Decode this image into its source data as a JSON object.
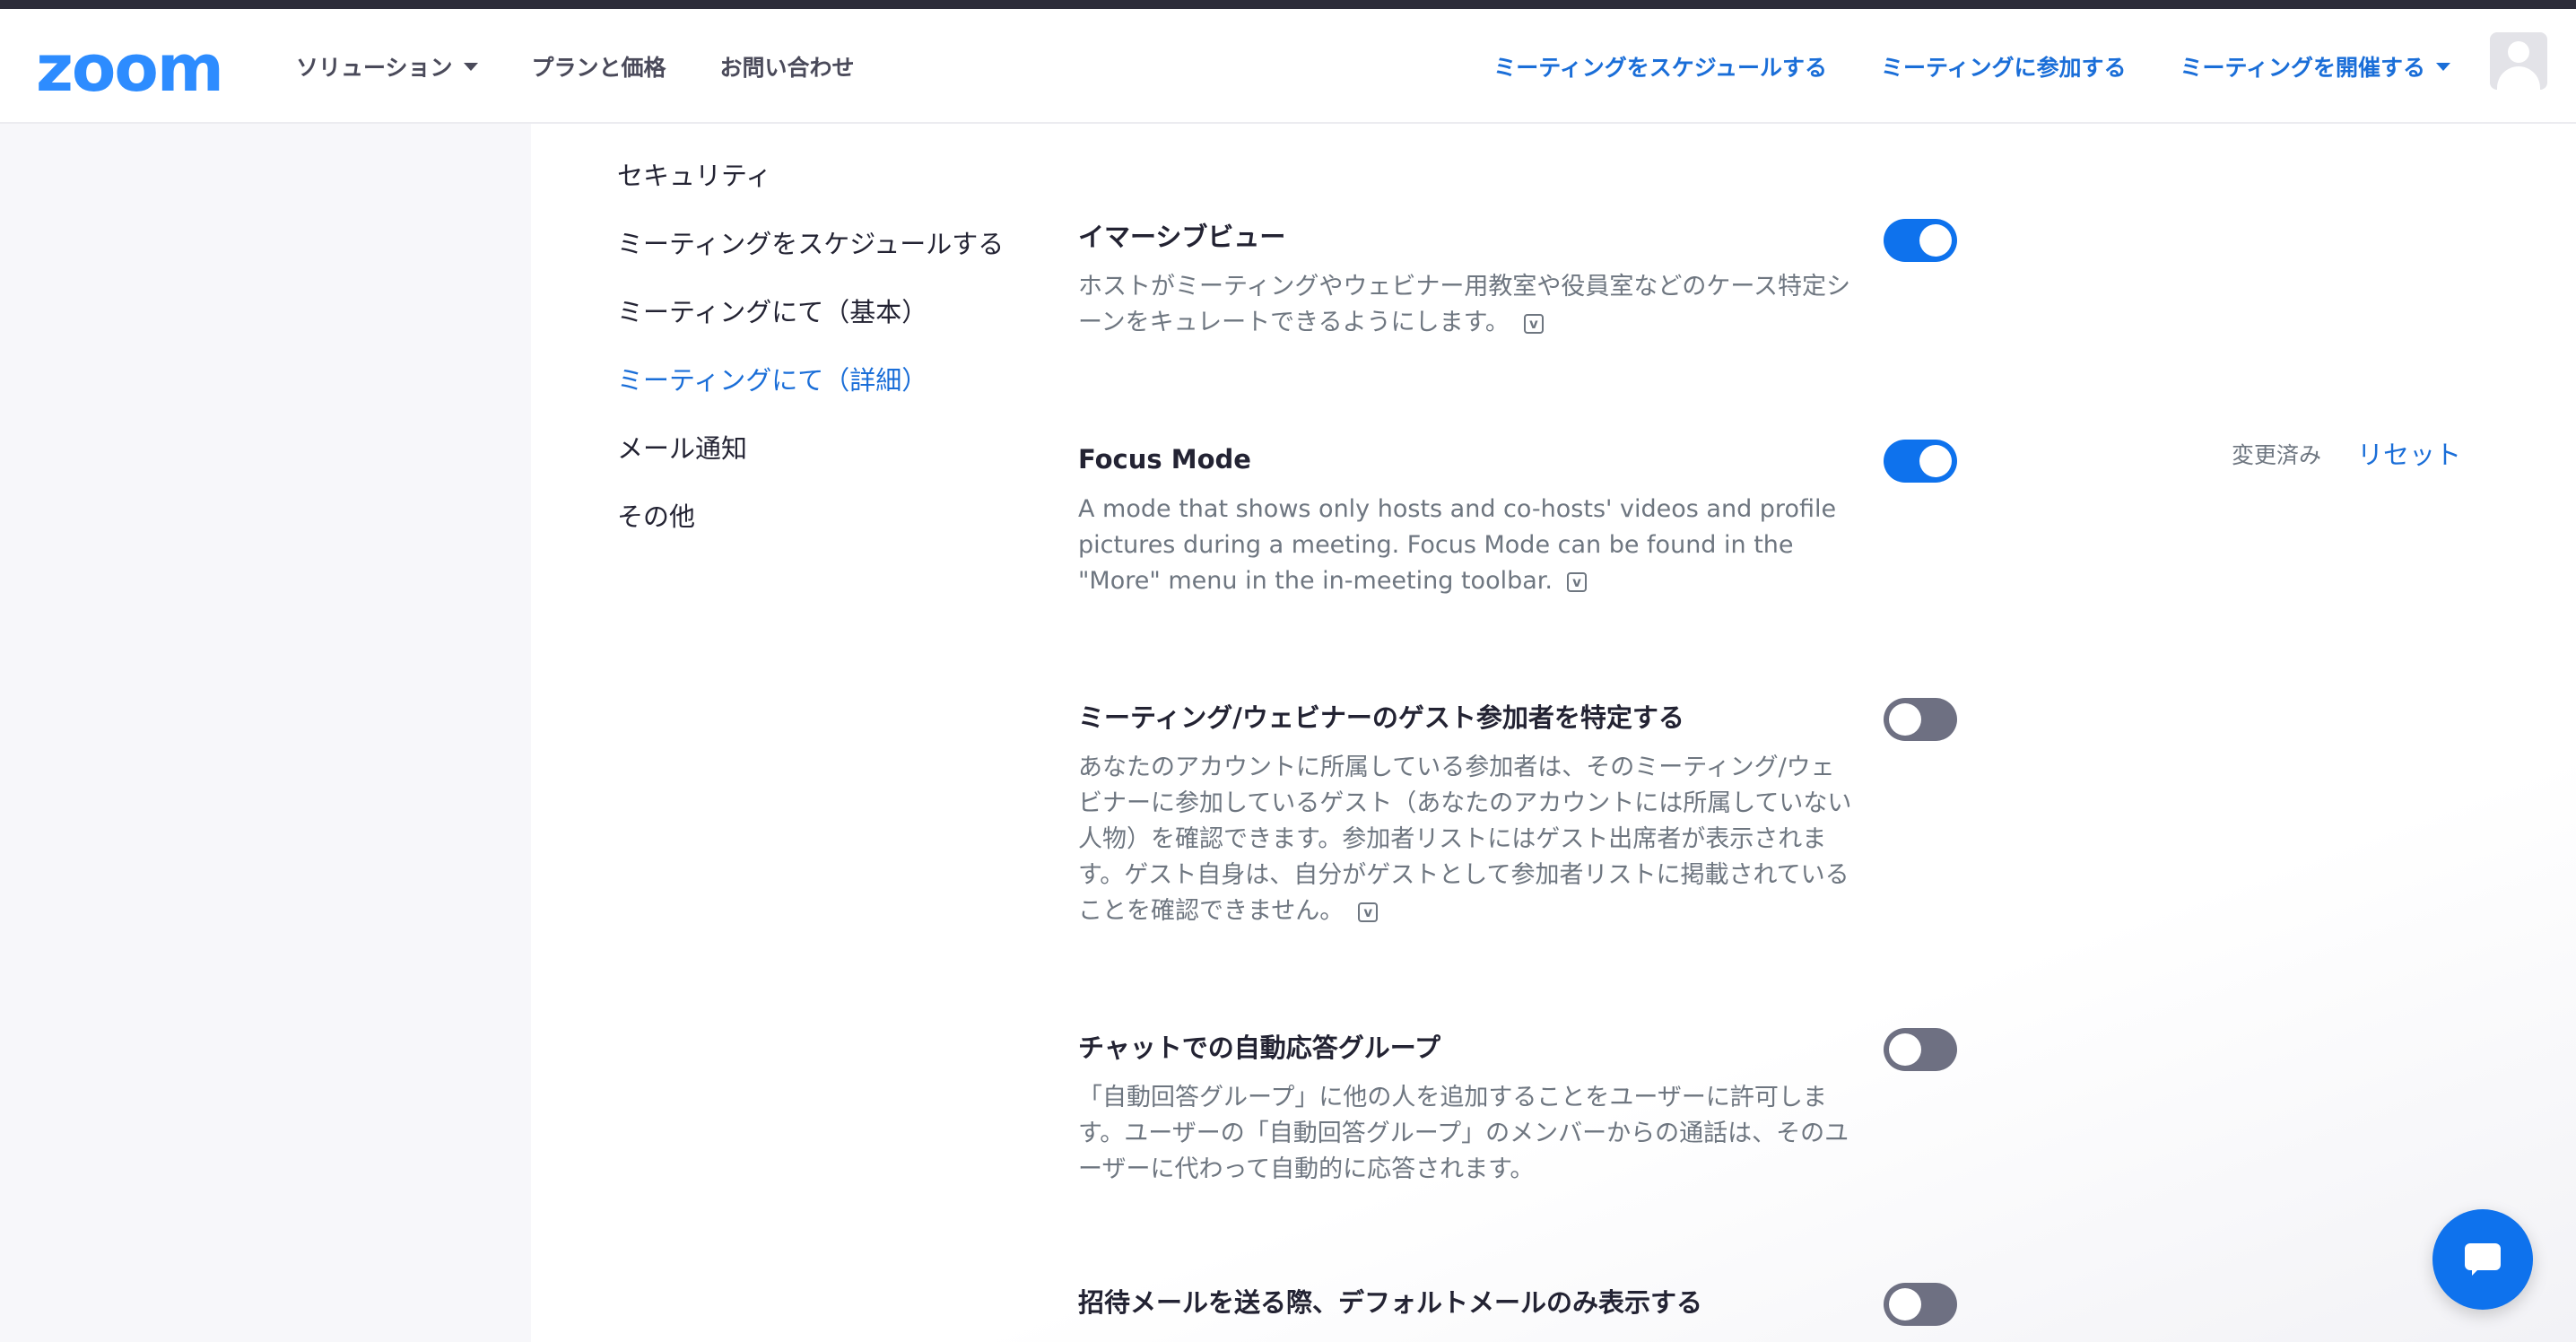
{
  "header": {
    "logo": "zoom",
    "nav_left": [
      {
        "label": "ソリューション",
        "has_dropdown": true
      },
      {
        "label": "プランと価格",
        "has_dropdown": false
      },
      {
        "label": "お問い合わせ",
        "has_dropdown": false
      }
    ],
    "nav_right": [
      {
        "label": "ミーティングをスケジュールする",
        "has_dropdown": false
      },
      {
        "label": "ミーティングに参加する",
        "has_dropdown": false
      },
      {
        "label": "ミーティングを開催する",
        "has_dropdown": true
      }
    ]
  },
  "sidebar": {
    "items": [
      {
        "label": "セキュリティ",
        "active": false
      },
      {
        "label": "ミーティングをスケジュールする",
        "active": false
      },
      {
        "label": "ミーティングにて（基本）",
        "active": false
      },
      {
        "label": "ミーティングにて（詳細）",
        "active": true
      },
      {
        "label": "メール通知",
        "active": false
      },
      {
        "label": "その他",
        "active": false
      }
    ]
  },
  "settings": [
    {
      "title": "イマーシブビュー",
      "description": "ホストがミーティングやウェビナー用教室や役員室などのケース特定シーンをキュレートできるようにします。",
      "enabled": true,
      "has_info_icon": true
    },
    {
      "title": "Focus Mode",
      "description": "A mode that shows only hosts and co-hosts' videos and profile pictures during a meeting. Focus Mode can be found in the \"More\" menu in the in-meeting toolbar.",
      "enabled": true,
      "has_info_icon": true,
      "modified_label": "変更済み",
      "reset_label": "リセット"
    },
    {
      "title": "ミーティング/ウェビナーのゲスト参加者を特定する",
      "description": "あなたのアカウントに所属している参加者は、そのミーティング/ウェビナーに参加しているゲスト（あなたのアカウントには所属していない人物）を確認できます。参加者リストにはゲスト出席者が表示されます。ゲスト自身は、自分がゲストとして参加者リストに掲載されていることを確認できません。",
      "enabled": false,
      "has_info_icon": true
    },
    {
      "title": "チャットでの自動応答グループ",
      "description": "「自動回答グループ」に他の人を追加することをユーザーに許可します。ユーザーの「自動回答グループ」のメンバーからの通話は、そのユーザーに代わって自動的に応答されます。",
      "enabled": false,
      "has_info_icon": false
    },
    {
      "title": "招待メールを送る際、デフォルトメールのみ表示する",
      "description": "",
      "enabled": false,
      "has_info_icon": false
    }
  ],
  "colors": {
    "brand_blue": "#2d8cff",
    "link_blue": "#1a6ed8",
    "toggle_on": "#0e72ed",
    "toggle_off": "#6e7082"
  }
}
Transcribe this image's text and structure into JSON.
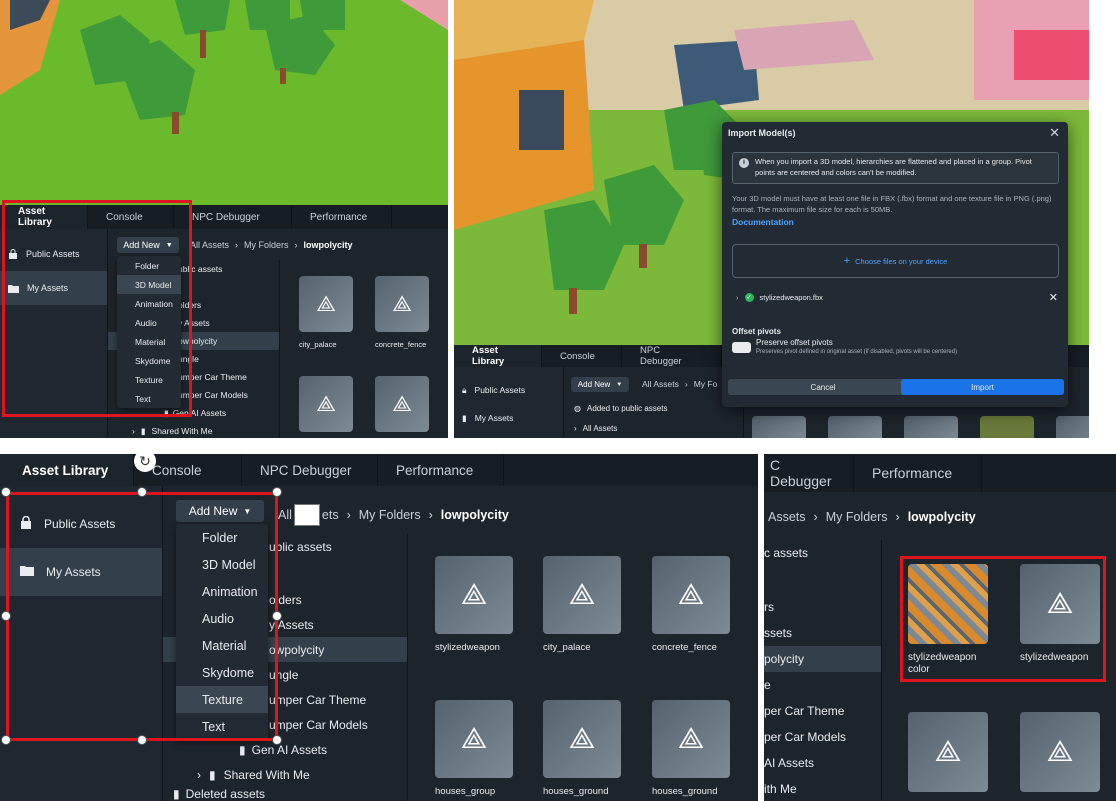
{
  "p1": {
    "tabs": [
      "Asset Library",
      "Console",
      "NPC Debugger",
      "Performance"
    ],
    "side": [
      "Public Assets",
      "My Assets"
    ],
    "add_new": "Add New",
    "crumbs": [
      "All Assets",
      "My Folders",
      "lowpolycity"
    ],
    "menu": [
      "Folder",
      "3D Model",
      "Animation",
      "Audio",
      "Material",
      "Skydome",
      "Texture",
      "Text"
    ],
    "tree": [
      "ublic assets",
      "olders",
      "y Assets",
      "owpolycity",
      "ungle",
      "umper Car Theme",
      "umper Car Models",
      "Gen AI Assets",
      "Shared With Me"
    ],
    "cards": [
      "city_palace",
      "concrete_fence"
    ]
  },
  "p2": {
    "dialog_title": "Import Model(s)",
    "info": "When you import a 3D model, hierarchies are flattened and placed in a group. Pivot points are centered and colors can't be modified.",
    "req": "Your 3D model must have at least one file in FBX (.fbx) format and one texture file in PNG (.png) format. The maximum file size for each is 50MB.",
    "doc_link": "Documentation",
    "choose": "Choose files on your device",
    "file": "stylizedweapon.fbx",
    "offset_title": "Offset pivots",
    "offset_label": "Preserve offset pivots",
    "offset_desc": "Preserves pivot defined in original asset (if disabled, pivots will be centered)",
    "cancel": "Cancel",
    "import": "Import",
    "tabs": [
      "Asset Library",
      "Console",
      "NPC Debugger"
    ],
    "side": [
      "Public Assets",
      "My Assets"
    ],
    "add_new": "Add New",
    "crumbs": [
      "All Assets",
      "My Fo"
    ],
    "tree": [
      "Added to public assets",
      "All Assets"
    ]
  },
  "p3": {
    "tabs": [
      "Asset Library",
      "Console",
      "NPC Debugger",
      "Performance"
    ],
    "side": [
      "Public Assets",
      "My Assets"
    ],
    "add_new": "Add New",
    "crumbs": [
      "All",
      "ets",
      "My Folders",
      "lowpolycity"
    ],
    "menu": [
      "Folder",
      "3D Model",
      "Animation",
      "Audio",
      "Material",
      "Skydome",
      "Texture",
      "Text"
    ],
    "tree": [
      "ublic assets",
      "olders",
      "y Assets",
      "owpolycity",
      "ungle",
      "umper Car Theme",
      "umper Car Models",
      "Gen AI Assets",
      "Shared With Me",
      "Deleted assets"
    ],
    "cards": [
      "stylizedweapon",
      "city_palace",
      "concrete_fence",
      "houses_group",
      "houses_ground",
      "houses_ground"
    ]
  },
  "p4": {
    "tabs": [
      "C Debugger",
      "Performance"
    ],
    "crumbs": [
      "Assets",
      "My Folders",
      "lowpolycity"
    ],
    "tree": [
      "c assets",
      "rs",
      "ssets",
      "polycity",
      "e",
      "per Car Theme",
      "per Car Models",
      "AI Assets",
      "ith Me"
    ],
    "cards": [
      "stylizedweapon color",
      "stylizedweapon"
    ]
  },
  "colors": {
    "red": "#e0141e",
    "blue": "#1a73e8",
    "grass": "#6fbf2e"
  }
}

......

→ INSTRUCTION
Quote the listing above in full, except for the pictures.

→ TASK RESPONSE
Decode this image into its source data as a JSON object.
{
  "header": {
    "logo": "zoom",
    "nav_left": [
      {
        "label": "ソリューション",
        "has_dropdown": true
      },
      {
        "label": "プランと価格",
        "has_dropdown": false
      },
      {
        "label": "お問い合わせ",
        "has_dropdown": false
      }
    ],
    "nav_right": [
      {
        "label": "ミーティングをスケジュールする",
        "has_dropdown": false
      },
      {
        "label": "ミーティングに参加する",
        "has_dropdown": false
      },
      {
        "label": "ミーティングを開催する",
        "has_dropdown": true
      }
    ]
  },
  "sidebar": {
    "items": [
      {
        "label": "セキュリティ",
        "active": false
      },
      {
        "label": "ミーティングをスケジュールする",
        "active": false
      },
      {
        "label": "ミーティングにて（基本）",
        "active": false
      },
      {
        "label": "ミーティングにて（詳細）",
        "active": true
      },
      {
        "label": "メール通知",
        "active": false
      },
      {
        "label": "その他",
        "active": false
      }
    ]
  },
  "settings": [
    {
      "title": "イマーシブビュー",
      "description": "ホストがミーティングやウェビナー用教室や役員室などのケース特定シーンをキュレートできるようにします。",
      "enabled": true,
      "has_info_icon": true
    },
    {
      "title": "Focus Mode",
      "description": "A mode that shows only hosts and co-hosts' videos and profile pictures during a meeting. Focus Mode can be found in the \"More\" menu in the in-meeting toolbar.",
      "enabled": true,
      "has_info_icon": true,
      "modified_label": "変更済み",
      "reset_label": "リセット"
    },
    {
      "title": "ミーティング/ウェビナーのゲスト参加者を特定する",
      "description": "あなたのアカウントに所属している参加者は、そのミーティング/ウェビナーに参加しているゲスト（あなたのアカウントには所属していない人物）を確認できます。参加者リストにはゲスト出席者が表示されます。ゲスト自身は、自分がゲストとして参加者リストに掲載されていることを確認できません。",
      "enabled": false,
      "has_info_icon": true
    },
    {
      "title": "チャットでの自動応答グループ",
      "description": "「自動回答グループ」に他の人を追加することをユーザーに許可します。ユーザーの「自動回答グループ」のメンバーからの通話は、そのユーザーに代わって自動的に応答されます。",
      "enabled": false,
      "has_info_icon": false
    },
    {
      "title": "招待メールを送る際、デフォルトメールのみ表示する",
      "description": "",
      "enabled": false,
      "has_info_icon": false
    }
  ],
  "colors": {
    "brand_blue": "#2d8cff",
    "link_blue": "#1a6ed8",
    "toggle_on": "#0e72ed",
    "toggle_off": "#6e7082"
  }
}
Transcribe this image's text and structure into JSON.
{
  "p1": {
    "tabs": [
      "Asset Library",
      "Console",
      "NPC Debugger",
      "Performance"
    ],
    "side": [
      "Public Assets",
      "My Assets"
    ],
    "add_new": "Add New",
    "crumbs": [
      "All Assets",
      "My Folders",
      "lowpolycity"
    ],
    "menu": [
      "Folder",
      "3D Model",
      "Animation",
      "Audio",
      "Material",
      "Skydome",
      "Texture",
      "Text"
    ],
    "tree": [
      "ublic assets",
      "olders",
      "y Assets",
      "owpolycity",
      "ungle",
      "umper Car Theme",
      "umper Car Models",
      "Gen AI Assets",
      "Shared With Me"
    ],
    "cards": [
      "city_palace",
      "concrete_fence"
    ]
  },
  "p2": {
    "dialog_title": "Import Model(s)",
    "info": "When you import a 3D model, hierarchies are flattened and placed in a group. Pivot points are centered and colors can't be modified.",
    "req": "Your 3D model must have at least one file in FBX (.fbx) format and one texture file in PNG (.png) format. The maximum file size for each is 50MB.",
    "doc_link": "Documentation",
    "choose": "Choose files on your device",
    "file": "stylizedweapon.fbx",
    "offset_title": "Offset pivots",
    "offset_label": "Preserve offset pivots",
    "offset_desc": "Preserves pivot defined in original asset (if disabled, pivots will be centered)",
    "cancel": "Cancel",
    "import": "Import",
    "tabs": [
      "Asset Library",
      "Console",
      "NPC Debugger"
    ],
    "side": [
      "Public Assets",
      "My Assets"
    ],
    "add_new": "Add New",
    "crumbs": [
      "All Assets",
      "My Fo"
    ],
    "tree": [
      "Added to public assets",
      "All Assets"
    ]
  },
  "p3": {
    "tabs": [
      "Asset Library",
      "Console",
      "NPC Debugger",
      "Performance"
    ],
    "side": [
      "Public Assets",
      "My Assets"
    ],
    "add_new": "Add New",
    "crumbs": [
      "All",
      "ets",
      "My Folders",
      "lowpolycity"
    ],
    "menu": [
      "Folder",
      "3D Model",
      "Animation",
      "Audio",
      "Material",
      "Skydome",
      "Texture",
      "Text"
    ],
    "tree": [
      "ublic assets",
      "olders",
      "y Assets",
      "owpolycity",
      "ungle",
      "umper Car Theme",
      "umper Car Models",
      "Gen AI Assets",
      "Shared With Me",
      "Deleted assets"
    ],
    "cards": [
      "stylizedweapon",
      "city_palace",
      "concrete_fence",
      "houses_group",
      "houses_ground",
      "houses_ground"
    ]
  },
  "p4": {
    "tabs": [
      "C Debugger",
      "Performance"
    ],
    "crumbs": [
      "Assets",
      "My Folders",
      "lowpolycity"
    ],
    "tree": [
      "c assets",
      "rs",
      "ssets",
      "polycity",
      "e",
      "per Car Theme",
      "per Car Models",
      "AI Assets",
      "ith Me"
    ],
    "cards": [
      "stylizedweapon color",
      "stylizedweapon"
    ]
  },
  "colors": {
    "red": "#e0141e",
    "blue": "#1a73e8",
    "grass": "#6fbf2e"
  }
}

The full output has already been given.